Problem description: Find the string "대한민국공무원노동조합총연맹" in the records. Copy every line it appears in.

Collected data entries:
★ ★ ★

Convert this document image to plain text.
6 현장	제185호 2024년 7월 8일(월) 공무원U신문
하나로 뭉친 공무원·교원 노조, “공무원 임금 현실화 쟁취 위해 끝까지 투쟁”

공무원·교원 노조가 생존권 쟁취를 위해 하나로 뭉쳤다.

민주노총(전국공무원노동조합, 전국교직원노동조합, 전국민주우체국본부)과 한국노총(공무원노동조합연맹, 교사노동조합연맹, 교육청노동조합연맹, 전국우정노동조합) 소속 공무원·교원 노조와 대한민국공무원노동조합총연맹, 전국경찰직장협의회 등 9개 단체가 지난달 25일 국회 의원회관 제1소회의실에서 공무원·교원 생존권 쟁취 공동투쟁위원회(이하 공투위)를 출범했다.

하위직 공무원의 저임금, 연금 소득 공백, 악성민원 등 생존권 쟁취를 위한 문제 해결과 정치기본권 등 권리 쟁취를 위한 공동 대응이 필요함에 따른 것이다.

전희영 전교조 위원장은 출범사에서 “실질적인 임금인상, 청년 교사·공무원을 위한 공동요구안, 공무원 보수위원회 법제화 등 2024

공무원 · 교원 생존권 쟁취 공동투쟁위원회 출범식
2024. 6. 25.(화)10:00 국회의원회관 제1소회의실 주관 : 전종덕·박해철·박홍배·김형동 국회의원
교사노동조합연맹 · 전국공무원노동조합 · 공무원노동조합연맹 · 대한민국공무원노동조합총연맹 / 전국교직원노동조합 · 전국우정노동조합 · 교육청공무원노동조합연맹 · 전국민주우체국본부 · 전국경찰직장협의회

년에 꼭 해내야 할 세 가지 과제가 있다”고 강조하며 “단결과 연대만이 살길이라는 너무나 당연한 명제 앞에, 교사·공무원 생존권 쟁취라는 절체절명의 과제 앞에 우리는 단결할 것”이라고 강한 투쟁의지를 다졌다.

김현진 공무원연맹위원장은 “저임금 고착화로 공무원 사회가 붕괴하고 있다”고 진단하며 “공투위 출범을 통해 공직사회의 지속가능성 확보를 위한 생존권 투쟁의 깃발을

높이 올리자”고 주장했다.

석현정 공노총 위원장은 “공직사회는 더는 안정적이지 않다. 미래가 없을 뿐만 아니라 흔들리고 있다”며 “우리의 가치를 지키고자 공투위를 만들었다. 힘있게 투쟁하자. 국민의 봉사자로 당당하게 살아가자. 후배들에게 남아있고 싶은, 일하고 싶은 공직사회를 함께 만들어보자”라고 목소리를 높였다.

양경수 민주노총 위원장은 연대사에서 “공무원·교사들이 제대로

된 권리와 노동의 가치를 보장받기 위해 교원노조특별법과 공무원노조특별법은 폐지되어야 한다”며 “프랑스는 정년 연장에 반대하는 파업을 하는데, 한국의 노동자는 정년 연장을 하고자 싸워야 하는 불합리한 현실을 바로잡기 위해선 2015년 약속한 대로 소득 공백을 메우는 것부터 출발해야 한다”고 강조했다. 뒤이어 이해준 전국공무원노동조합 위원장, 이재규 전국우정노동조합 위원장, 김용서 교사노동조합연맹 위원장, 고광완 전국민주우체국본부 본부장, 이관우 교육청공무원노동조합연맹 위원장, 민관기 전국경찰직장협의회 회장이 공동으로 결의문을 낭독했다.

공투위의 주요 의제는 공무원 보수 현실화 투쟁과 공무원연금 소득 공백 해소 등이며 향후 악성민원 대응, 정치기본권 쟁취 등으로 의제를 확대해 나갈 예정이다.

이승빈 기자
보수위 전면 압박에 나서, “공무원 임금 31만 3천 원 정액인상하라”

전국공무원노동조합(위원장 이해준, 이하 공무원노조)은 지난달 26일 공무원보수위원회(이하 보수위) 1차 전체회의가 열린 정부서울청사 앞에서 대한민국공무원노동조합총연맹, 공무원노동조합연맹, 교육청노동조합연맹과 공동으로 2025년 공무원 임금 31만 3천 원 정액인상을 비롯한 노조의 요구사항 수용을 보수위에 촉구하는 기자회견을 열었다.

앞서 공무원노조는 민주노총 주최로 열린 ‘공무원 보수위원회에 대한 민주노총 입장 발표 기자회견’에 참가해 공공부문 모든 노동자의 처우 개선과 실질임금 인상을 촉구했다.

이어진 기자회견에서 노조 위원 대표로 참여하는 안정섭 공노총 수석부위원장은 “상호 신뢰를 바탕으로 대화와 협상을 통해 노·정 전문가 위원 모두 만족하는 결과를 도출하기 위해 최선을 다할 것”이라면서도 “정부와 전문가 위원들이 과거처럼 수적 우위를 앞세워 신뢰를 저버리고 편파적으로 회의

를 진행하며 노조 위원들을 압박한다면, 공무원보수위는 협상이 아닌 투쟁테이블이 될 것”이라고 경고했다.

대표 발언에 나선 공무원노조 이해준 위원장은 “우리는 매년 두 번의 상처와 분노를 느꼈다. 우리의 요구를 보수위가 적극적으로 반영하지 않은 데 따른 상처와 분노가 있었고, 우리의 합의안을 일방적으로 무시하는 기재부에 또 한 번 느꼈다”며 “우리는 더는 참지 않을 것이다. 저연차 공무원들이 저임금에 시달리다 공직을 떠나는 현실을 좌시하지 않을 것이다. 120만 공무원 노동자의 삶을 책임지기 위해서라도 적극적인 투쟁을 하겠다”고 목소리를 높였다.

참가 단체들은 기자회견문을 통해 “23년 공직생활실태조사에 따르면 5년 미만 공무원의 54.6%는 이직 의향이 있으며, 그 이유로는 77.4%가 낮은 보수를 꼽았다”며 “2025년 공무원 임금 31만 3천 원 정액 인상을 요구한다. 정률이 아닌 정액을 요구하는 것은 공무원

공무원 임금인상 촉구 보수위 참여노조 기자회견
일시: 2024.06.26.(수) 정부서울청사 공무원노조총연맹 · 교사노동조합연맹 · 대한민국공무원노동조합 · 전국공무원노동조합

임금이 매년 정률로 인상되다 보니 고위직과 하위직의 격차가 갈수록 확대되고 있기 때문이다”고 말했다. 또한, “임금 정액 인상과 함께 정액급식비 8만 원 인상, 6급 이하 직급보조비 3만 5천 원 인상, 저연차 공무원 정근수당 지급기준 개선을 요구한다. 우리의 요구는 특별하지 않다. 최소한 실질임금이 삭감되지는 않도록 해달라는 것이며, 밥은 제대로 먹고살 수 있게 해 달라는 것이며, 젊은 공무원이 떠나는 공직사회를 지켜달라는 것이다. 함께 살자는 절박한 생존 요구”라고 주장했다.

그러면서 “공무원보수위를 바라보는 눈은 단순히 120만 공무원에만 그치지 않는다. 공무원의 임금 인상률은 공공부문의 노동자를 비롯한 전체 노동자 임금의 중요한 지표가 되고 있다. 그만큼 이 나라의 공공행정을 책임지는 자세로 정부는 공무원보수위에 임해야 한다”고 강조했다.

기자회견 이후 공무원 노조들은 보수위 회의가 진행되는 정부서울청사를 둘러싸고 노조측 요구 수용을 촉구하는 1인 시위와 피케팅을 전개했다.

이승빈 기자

★ ★ ★

Result for this task:
민주노총(전국공무원노동조합, 전국교직원노동조합, 전국민주우체국본부)과 한국노총(공무원노동조합연맹, 교사노동조합연맹, 교육청노동조합연맹, 전국우정노동조합) 소속 공무원·교원 노조와 대한민국공무원노동조합총연맹, 전국경찰직장협의회 등 9개 단체가 지난달 25일 국회 의원회관 제1소회의실에서 공무원·교원 생존권 쟁취 공동투쟁위원회(이하 공투위)를 출범했다.
교사노동조합연맹 · 전국공무원노동조합 · 공무원노동조합연맹 · 대한민국공무원노동조합총연맹 / 전국교직원노동조합 · 전국우정노동조합 · 교육청공무원노동조합연맹 · 전국민주우체국본부 · 전국경찰직장협의회
전국공무원노동조합(위원장 이해준, 이하 공무원노조)은 지난달 26일 공무원보수위원회(이하 보수위) 1차 전체회의가 열린 정부서울청사 앞에서 대한민국공무원노동조합총연맹, 공무원노동조합연맹, 교육청노동조합연맹과 공동으로 2025년 공무원 임금 31만 3천 원 정액인상을 비롯한 노조의 요구사항 수용을 보수위에 촉구하는 기자회견을 열었다.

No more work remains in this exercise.